**Instructions for the task**
In the listing below, locate the lines that hold "Average" and copy them.

**Input material**
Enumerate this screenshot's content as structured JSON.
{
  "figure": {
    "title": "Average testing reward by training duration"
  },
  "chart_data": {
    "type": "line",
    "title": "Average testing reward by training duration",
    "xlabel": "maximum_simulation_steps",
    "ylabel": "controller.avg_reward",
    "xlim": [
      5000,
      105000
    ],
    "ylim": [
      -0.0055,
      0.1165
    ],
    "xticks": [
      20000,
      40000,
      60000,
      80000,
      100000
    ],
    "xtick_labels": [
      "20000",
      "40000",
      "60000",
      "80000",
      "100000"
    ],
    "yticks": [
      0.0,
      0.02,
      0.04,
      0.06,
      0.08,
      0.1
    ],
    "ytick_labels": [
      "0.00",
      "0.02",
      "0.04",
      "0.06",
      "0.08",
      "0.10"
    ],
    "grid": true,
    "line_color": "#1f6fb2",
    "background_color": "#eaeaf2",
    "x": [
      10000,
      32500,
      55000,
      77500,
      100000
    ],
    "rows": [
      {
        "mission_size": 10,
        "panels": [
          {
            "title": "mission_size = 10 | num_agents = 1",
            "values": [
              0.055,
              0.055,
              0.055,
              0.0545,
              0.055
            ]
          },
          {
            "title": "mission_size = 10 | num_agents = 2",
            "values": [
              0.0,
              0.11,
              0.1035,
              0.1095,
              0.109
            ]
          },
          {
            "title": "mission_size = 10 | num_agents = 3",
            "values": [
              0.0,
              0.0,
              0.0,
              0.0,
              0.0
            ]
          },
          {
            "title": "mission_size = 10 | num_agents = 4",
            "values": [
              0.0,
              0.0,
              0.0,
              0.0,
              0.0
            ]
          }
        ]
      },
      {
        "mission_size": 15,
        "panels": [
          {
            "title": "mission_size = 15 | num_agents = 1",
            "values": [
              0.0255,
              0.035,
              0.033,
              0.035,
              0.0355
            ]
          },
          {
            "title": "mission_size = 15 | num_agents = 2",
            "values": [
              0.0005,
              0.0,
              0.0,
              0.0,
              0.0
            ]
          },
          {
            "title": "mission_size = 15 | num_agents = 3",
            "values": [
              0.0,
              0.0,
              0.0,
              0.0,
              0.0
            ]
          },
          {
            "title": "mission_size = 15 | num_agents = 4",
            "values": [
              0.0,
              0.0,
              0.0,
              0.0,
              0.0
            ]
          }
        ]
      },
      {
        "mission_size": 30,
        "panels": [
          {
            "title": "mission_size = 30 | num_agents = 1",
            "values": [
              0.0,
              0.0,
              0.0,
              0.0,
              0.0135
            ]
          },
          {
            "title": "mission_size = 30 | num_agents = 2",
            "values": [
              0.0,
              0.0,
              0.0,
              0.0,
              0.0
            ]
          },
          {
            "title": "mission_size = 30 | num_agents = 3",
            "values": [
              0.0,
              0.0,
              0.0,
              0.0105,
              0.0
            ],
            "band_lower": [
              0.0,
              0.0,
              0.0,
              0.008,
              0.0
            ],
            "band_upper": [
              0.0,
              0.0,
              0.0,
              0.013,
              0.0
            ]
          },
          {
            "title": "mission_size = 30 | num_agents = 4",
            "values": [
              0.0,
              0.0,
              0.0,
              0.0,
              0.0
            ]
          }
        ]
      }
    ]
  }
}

**Result below**
    "title": "Average testing reward by training duration"
    "title": "Average testing reward by training duration",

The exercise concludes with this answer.